→ What this task involves
Answer with nothing but the number of lines that include the word "нежелательной".

**** Data to use

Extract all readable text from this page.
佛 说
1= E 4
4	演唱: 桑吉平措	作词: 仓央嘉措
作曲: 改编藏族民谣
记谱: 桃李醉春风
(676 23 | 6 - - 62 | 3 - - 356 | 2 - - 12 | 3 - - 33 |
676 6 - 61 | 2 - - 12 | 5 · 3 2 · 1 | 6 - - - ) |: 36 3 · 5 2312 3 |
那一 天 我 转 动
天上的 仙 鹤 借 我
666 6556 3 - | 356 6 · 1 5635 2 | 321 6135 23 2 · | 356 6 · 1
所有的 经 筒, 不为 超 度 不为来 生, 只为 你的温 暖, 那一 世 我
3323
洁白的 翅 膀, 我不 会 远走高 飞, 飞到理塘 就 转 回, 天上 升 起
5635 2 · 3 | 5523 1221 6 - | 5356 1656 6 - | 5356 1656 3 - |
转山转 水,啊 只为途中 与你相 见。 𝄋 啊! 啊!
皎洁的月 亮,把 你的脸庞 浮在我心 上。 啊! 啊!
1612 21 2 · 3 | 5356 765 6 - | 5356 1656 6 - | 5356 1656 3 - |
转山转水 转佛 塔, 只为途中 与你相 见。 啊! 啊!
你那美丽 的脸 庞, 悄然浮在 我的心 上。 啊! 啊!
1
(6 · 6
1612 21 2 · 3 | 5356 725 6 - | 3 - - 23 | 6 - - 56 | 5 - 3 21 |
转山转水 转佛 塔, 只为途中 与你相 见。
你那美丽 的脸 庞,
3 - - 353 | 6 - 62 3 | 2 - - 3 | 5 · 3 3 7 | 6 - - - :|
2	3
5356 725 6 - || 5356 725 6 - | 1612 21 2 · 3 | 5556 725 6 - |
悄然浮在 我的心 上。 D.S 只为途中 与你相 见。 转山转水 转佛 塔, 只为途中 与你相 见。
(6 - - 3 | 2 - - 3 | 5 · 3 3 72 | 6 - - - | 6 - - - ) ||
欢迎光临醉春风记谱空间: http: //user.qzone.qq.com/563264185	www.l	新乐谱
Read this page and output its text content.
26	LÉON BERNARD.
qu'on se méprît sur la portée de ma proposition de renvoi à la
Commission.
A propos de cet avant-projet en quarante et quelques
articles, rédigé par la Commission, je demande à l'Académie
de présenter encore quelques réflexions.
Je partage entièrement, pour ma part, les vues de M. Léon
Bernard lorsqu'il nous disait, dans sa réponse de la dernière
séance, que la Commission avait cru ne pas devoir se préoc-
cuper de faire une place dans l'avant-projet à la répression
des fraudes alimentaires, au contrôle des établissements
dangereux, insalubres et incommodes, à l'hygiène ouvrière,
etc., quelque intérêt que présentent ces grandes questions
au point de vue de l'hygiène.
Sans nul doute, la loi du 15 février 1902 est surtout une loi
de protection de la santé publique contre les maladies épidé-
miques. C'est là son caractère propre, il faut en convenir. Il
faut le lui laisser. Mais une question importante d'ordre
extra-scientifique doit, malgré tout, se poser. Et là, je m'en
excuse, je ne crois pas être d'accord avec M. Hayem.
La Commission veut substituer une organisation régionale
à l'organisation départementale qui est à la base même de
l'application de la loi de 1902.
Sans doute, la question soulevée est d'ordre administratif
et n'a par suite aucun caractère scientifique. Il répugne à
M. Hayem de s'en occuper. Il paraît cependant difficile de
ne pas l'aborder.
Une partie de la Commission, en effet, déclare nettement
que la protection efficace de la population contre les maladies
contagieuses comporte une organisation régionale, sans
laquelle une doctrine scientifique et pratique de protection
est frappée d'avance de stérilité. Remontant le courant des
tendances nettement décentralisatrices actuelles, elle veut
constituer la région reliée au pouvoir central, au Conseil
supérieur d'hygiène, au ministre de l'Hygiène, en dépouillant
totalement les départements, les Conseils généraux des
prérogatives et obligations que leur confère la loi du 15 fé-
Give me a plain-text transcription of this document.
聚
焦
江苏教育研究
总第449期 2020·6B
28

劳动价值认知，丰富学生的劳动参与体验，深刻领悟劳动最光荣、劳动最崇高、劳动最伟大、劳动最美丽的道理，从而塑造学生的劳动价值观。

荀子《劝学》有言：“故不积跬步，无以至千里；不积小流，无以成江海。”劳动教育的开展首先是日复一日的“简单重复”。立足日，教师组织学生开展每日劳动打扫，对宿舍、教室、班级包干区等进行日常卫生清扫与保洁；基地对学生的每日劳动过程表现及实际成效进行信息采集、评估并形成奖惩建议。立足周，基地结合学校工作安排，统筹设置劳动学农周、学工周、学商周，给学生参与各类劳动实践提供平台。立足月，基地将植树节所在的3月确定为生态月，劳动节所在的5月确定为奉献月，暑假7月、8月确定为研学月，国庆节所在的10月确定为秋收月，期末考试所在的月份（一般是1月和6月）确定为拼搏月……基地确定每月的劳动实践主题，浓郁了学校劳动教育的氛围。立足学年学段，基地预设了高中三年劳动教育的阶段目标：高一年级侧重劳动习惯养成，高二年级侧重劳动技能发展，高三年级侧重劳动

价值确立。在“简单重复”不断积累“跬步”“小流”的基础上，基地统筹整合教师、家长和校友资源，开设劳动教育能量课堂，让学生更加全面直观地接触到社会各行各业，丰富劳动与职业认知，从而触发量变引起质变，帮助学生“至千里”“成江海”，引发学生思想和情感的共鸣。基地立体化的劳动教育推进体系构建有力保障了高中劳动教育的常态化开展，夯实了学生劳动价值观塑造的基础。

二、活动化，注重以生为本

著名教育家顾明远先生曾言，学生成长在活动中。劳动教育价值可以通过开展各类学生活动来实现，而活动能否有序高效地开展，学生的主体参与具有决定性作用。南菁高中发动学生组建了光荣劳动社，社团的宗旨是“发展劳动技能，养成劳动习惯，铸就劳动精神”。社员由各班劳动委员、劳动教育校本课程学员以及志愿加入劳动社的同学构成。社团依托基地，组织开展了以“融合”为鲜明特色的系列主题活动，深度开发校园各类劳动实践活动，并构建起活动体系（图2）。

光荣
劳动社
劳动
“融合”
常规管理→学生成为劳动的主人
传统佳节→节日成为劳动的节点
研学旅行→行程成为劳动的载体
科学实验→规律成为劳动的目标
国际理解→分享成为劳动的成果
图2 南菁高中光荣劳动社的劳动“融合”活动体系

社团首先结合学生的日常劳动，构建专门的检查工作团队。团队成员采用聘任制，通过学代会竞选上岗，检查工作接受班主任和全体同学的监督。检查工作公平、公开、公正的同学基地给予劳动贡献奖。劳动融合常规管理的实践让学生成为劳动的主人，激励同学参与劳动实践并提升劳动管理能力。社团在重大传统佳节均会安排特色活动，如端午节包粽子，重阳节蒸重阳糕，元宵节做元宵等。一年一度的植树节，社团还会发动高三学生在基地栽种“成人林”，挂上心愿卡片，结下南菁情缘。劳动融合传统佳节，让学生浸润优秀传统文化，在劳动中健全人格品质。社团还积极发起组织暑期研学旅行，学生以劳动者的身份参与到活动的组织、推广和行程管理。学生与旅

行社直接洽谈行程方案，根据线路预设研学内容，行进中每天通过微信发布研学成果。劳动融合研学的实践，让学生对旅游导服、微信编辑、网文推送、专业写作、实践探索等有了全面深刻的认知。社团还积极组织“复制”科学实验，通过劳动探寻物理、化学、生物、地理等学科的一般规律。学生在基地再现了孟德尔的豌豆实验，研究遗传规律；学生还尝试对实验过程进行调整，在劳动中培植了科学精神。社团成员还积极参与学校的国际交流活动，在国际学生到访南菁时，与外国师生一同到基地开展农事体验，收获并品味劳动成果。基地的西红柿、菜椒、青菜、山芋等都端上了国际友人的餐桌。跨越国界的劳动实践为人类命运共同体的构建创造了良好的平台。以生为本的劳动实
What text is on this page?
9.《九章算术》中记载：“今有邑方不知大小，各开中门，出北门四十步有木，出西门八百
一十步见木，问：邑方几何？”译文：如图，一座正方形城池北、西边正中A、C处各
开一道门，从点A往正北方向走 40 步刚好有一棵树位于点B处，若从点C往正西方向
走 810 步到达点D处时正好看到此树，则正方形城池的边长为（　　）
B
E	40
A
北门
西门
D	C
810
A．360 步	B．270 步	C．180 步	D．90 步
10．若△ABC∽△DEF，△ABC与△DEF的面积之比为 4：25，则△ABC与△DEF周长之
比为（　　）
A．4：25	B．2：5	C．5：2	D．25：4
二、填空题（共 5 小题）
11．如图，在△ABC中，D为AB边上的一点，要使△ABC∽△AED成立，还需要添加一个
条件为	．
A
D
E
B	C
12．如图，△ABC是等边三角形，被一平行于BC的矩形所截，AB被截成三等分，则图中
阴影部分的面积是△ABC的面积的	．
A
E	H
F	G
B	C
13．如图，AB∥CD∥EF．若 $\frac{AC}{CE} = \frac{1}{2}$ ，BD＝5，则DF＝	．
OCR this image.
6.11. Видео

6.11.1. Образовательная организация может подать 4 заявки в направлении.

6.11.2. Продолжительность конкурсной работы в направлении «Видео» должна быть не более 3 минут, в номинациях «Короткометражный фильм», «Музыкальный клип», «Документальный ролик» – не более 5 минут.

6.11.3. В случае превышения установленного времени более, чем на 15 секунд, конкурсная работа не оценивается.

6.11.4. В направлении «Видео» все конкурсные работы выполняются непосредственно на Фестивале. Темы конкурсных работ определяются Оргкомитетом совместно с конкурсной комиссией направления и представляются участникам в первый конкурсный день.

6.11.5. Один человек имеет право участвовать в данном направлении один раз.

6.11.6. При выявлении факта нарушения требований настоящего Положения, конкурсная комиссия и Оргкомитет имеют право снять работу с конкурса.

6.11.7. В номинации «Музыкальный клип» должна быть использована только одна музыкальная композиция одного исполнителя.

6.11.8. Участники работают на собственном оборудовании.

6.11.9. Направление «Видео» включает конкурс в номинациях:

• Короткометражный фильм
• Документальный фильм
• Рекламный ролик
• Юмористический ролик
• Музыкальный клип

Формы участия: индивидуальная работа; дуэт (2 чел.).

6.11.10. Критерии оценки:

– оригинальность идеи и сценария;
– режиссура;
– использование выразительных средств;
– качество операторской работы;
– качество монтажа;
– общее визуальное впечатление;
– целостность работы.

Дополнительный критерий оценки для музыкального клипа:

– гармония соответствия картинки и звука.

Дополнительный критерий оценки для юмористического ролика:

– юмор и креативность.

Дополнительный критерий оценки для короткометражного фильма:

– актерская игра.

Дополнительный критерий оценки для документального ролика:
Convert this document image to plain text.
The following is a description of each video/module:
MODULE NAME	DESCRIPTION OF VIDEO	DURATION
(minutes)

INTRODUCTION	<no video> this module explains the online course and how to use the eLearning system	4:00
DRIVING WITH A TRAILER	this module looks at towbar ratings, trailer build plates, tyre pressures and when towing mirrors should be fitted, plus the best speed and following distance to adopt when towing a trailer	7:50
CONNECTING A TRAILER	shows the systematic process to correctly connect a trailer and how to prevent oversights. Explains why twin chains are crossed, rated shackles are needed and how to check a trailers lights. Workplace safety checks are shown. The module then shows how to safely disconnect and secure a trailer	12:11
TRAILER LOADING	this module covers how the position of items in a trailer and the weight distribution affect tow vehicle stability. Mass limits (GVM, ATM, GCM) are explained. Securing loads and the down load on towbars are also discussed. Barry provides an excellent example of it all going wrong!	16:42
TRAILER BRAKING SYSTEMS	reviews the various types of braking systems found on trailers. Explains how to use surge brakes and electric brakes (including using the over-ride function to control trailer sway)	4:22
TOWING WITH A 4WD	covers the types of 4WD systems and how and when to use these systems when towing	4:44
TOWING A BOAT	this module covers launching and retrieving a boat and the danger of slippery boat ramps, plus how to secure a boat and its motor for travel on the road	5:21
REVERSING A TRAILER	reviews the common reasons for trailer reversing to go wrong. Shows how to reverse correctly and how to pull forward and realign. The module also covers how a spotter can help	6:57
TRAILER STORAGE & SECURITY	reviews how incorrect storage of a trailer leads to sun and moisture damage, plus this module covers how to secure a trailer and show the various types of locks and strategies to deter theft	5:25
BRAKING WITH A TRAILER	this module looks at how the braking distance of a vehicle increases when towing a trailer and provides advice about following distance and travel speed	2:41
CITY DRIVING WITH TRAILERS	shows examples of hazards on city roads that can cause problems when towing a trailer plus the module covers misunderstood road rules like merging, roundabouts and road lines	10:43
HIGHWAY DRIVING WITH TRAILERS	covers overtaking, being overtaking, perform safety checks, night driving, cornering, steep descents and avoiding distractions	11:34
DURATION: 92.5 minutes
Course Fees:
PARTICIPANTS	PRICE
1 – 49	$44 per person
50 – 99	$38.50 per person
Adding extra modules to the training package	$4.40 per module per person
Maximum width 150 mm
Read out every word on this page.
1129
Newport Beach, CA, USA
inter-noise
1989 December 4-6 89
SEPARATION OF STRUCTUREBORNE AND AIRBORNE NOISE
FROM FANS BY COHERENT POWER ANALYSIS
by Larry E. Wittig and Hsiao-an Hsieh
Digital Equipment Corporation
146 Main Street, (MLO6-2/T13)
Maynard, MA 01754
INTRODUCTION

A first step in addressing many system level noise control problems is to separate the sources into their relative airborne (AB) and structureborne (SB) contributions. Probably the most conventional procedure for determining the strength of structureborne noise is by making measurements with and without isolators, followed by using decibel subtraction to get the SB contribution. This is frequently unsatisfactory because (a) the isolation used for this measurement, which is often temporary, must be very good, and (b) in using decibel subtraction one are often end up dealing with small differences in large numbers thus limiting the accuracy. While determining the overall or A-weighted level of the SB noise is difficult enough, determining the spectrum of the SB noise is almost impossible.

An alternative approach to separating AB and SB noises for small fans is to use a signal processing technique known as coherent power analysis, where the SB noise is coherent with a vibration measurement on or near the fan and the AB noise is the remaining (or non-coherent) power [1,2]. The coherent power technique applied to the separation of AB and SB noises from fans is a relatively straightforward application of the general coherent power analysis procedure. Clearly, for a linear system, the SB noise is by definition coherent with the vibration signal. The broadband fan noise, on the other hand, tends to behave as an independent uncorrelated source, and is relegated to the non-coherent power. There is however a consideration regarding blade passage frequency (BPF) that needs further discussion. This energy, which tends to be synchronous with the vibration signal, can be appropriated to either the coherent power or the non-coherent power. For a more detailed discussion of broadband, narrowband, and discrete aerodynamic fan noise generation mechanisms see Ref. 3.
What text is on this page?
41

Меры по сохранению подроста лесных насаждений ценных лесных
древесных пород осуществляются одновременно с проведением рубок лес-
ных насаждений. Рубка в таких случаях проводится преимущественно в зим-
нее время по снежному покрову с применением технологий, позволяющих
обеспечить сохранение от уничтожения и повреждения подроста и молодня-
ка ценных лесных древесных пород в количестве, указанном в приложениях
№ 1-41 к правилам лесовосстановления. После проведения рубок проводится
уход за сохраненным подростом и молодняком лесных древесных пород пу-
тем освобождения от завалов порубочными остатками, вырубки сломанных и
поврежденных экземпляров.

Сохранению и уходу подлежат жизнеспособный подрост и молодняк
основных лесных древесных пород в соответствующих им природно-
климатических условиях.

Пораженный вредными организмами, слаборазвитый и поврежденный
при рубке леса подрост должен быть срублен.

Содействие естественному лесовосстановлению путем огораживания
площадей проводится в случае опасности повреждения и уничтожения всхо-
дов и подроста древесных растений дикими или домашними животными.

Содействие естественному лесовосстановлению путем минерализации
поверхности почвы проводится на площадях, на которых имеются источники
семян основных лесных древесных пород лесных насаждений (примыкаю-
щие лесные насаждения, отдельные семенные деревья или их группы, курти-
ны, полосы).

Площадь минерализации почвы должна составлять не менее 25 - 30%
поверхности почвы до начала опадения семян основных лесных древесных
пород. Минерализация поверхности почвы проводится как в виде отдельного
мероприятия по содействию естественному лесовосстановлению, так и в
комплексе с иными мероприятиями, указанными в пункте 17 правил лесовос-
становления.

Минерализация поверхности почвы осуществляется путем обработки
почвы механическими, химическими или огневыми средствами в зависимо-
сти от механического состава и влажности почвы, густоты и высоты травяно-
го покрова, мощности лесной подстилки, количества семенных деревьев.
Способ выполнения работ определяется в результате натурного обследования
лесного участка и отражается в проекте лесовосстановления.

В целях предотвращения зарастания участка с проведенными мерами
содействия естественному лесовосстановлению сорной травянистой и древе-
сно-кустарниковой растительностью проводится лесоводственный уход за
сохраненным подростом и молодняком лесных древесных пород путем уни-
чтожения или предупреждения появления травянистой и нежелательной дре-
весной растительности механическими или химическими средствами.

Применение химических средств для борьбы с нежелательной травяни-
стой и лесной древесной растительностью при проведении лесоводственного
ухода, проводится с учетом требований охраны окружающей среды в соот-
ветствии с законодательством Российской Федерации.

********

→ Complete response
2